Some records:
---------------
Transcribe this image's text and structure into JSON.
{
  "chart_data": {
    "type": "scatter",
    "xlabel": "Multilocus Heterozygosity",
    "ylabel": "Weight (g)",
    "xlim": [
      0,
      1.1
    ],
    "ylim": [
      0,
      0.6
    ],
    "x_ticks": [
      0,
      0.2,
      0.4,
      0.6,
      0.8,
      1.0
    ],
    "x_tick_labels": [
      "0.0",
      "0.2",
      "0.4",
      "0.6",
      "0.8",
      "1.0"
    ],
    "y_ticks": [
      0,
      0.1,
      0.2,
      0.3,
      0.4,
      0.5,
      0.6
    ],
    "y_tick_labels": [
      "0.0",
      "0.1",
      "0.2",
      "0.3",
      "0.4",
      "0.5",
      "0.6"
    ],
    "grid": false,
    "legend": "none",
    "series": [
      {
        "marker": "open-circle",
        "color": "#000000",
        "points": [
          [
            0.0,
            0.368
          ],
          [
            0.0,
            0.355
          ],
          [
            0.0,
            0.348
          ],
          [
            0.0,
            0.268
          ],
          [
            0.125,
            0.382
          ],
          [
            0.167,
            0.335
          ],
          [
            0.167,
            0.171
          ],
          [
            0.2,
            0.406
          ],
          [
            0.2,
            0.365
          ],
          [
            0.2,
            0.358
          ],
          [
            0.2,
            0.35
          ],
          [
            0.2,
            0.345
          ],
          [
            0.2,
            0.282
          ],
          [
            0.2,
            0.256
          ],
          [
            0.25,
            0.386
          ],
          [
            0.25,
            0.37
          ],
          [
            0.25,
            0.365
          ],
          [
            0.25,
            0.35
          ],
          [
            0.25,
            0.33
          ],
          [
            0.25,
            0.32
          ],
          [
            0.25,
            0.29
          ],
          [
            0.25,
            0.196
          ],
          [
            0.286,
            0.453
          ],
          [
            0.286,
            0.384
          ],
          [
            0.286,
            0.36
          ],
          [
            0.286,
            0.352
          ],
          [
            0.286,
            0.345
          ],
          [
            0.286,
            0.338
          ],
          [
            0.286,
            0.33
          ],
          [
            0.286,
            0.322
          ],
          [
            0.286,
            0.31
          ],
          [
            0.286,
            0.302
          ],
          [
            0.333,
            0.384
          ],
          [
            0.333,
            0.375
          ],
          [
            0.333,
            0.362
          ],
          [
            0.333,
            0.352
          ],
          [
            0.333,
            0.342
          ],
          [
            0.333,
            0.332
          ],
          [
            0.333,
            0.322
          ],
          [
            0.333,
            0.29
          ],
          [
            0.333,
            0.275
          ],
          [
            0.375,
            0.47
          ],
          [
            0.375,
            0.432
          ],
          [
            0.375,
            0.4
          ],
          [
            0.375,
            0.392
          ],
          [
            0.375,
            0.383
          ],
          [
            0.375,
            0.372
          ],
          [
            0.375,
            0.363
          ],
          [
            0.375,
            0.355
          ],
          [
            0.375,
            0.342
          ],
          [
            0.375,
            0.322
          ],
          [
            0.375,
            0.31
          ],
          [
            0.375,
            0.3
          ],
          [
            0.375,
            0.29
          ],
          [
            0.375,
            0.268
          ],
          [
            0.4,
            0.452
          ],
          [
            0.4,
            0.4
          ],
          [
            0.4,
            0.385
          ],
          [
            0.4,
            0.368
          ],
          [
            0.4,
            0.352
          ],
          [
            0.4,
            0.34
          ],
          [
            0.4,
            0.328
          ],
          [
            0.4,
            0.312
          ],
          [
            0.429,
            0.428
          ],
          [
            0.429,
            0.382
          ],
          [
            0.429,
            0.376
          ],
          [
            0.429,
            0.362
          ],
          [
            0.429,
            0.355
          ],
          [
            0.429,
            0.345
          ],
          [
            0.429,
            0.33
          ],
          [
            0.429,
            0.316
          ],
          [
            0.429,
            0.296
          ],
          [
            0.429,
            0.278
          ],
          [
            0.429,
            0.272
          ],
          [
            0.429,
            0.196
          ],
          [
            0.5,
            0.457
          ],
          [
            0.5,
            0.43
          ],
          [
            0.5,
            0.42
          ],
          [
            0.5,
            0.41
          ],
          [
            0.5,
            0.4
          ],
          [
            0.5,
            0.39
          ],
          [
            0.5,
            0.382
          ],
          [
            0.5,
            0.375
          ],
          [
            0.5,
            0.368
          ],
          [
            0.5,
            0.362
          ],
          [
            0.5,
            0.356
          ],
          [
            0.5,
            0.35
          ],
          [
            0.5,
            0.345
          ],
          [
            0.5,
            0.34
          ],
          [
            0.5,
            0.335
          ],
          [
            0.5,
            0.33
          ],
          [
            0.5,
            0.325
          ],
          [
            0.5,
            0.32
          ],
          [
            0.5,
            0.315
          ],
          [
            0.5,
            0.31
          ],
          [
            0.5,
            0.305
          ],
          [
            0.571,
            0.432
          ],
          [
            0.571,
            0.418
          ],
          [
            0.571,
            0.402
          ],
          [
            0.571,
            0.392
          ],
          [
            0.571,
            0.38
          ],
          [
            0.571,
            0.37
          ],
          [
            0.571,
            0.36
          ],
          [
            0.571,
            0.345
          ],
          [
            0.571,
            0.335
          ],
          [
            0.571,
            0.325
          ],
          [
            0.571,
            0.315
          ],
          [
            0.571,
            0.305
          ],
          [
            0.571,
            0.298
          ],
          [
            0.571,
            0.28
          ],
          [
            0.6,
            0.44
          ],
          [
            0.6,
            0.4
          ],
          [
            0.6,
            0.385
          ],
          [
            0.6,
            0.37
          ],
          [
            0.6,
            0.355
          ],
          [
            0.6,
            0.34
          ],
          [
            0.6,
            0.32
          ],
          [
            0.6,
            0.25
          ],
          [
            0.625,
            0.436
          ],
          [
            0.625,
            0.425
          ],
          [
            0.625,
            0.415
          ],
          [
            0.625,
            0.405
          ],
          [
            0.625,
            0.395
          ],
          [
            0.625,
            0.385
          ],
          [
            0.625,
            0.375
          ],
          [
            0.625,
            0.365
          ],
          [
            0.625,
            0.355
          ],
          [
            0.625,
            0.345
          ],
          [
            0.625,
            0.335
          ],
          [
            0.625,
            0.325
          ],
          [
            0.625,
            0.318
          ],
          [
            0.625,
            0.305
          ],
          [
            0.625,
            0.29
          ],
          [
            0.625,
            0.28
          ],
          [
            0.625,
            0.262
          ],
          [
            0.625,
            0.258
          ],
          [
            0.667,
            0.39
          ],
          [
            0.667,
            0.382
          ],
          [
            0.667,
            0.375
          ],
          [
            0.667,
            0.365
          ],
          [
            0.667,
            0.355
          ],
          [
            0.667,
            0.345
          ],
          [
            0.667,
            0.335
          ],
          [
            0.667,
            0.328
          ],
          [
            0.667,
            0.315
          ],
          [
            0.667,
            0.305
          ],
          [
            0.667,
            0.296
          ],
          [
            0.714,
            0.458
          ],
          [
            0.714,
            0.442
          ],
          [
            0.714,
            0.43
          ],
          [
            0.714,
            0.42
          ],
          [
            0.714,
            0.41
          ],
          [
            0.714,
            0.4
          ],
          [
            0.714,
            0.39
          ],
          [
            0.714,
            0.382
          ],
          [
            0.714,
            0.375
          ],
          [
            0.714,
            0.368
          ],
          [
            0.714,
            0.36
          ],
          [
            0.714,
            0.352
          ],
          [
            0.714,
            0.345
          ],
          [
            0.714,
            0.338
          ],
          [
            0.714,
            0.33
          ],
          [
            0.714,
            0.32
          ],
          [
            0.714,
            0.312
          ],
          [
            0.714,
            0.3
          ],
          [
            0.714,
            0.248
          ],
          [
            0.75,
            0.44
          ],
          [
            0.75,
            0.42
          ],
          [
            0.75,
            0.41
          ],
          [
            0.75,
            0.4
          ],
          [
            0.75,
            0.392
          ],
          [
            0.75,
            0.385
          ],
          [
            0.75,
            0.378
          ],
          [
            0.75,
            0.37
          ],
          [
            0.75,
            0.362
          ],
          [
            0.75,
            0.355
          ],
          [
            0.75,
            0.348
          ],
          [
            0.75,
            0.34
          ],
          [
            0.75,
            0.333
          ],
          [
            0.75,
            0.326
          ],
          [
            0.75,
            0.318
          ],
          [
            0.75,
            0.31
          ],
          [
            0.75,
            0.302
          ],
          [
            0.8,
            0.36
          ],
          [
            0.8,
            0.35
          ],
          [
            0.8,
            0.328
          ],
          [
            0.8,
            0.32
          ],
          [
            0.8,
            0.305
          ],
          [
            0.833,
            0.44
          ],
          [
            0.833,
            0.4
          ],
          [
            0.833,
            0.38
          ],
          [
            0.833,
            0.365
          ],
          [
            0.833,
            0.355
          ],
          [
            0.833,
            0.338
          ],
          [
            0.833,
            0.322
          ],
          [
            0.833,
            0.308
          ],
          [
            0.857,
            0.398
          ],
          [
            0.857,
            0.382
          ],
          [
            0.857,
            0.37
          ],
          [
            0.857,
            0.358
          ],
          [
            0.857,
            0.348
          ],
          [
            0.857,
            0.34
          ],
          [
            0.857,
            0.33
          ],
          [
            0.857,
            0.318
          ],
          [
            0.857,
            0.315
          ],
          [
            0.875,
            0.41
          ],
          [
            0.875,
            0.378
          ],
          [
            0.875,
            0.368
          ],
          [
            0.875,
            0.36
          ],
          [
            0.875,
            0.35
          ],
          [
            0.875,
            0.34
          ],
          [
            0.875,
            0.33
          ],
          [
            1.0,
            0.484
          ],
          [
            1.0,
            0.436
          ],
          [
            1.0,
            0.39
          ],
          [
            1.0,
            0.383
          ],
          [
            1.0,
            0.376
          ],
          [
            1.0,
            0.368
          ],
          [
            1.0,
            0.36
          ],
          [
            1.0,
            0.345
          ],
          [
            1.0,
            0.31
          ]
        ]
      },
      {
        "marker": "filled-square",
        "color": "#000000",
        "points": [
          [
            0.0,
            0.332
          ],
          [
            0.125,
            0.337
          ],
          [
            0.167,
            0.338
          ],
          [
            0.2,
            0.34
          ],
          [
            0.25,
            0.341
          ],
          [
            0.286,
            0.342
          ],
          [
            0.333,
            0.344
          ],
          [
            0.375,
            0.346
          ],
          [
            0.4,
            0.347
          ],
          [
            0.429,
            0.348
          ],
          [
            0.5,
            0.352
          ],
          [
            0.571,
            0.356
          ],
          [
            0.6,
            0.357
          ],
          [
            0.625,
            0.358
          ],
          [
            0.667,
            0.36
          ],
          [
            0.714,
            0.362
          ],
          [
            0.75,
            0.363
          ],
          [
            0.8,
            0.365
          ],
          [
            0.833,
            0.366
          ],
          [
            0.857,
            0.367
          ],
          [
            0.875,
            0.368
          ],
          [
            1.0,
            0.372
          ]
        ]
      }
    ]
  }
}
---------------
Written task:
Your answer should be a single number: how many lines in the data above include "marker"?

Written response:
2